● SUPPLIED MATERIAL

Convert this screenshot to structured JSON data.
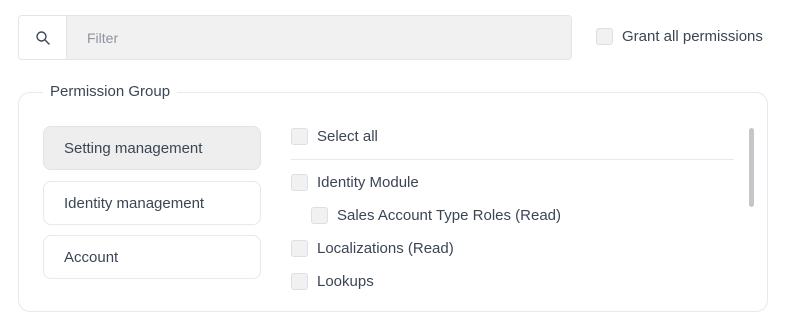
{
  "filter": {
    "placeholder": "Filter",
    "value": ""
  },
  "grant_all": {
    "label": "Grant all permissions",
    "checked": false
  },
  "group": {
    "legend": "Permission Group",
    "sidebar": [
      {
        "label": "Setting management",
        "active": true
      },
      {
        "label": "Identity management",
        "active": false
      },
      {
        "label": "Account",
        "active": false
      }
    ],
    "select_all": {
      "label": "Select all",
      "checked": false
    },
    "permissions": [
      {
        "label": "Identity Module",
        "level": 0,
        "checked": false
      },
      {
        "label": "Sales Account Type Roles (Read)",
        "level": 1,
        "checked": false
      },
      {
        "label": "Localizations (Read)",
        "level": 0,
        "checked": false
      },
      {
        "label": "Lookups",
        "level": 0,
        "checked": false
      }
    ]
  },
  "icons": {
    "filter": "search-icon"
  },
  "colors": {
    "active_tab_bg": "#eeeeee",
    "border": "#e6e9ed",
    "text": "#3b4654"
  }
}
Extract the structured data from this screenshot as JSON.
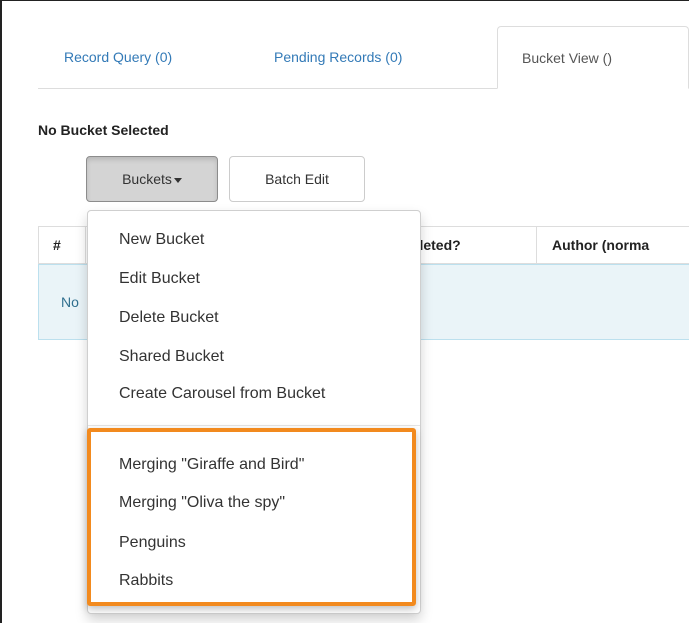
{
  "tabs": [
    {
      "label": "Record Query (0)"
    },
    {
      "label": "Pending Records (0)"
    },
    {
      "label": "Bucket View ()"
    }
  ],
  "bucket_status": "No Bucket Selected",
  "toolbar": {
    "buckets_label": "Buckets",
    "batch_edit_label": "Batch Edit"
  },
  "table": {
    "columns": [
      "#",
      "...eleted?",
      "Author (norma"
    ],
    "empty_text": "No"
  },
  "bucket_menu": {
    "actions": [
      "New Bucket",
      "Edit Bucket",
      "Delete Bucket",
      "Shared Bucket",
      "Create Carousel from Bucket"
    ],
    "buckets": [
      "Merging \"Giraffe and Bird\"",
      "Merging \"Oliva the spy\"",
      "Penguins",
      "Rabbits"
    ]
  },
  "colors": {
    "link": "#337ab7",
    "highlight": "#f28a1e",
    "empty_row_bg": "#eaf4f8"
  }
}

● WHAT IS EXPECTED
Report only a number: how many lines in the material above contain the string "from".

● FULL SOLUTION
2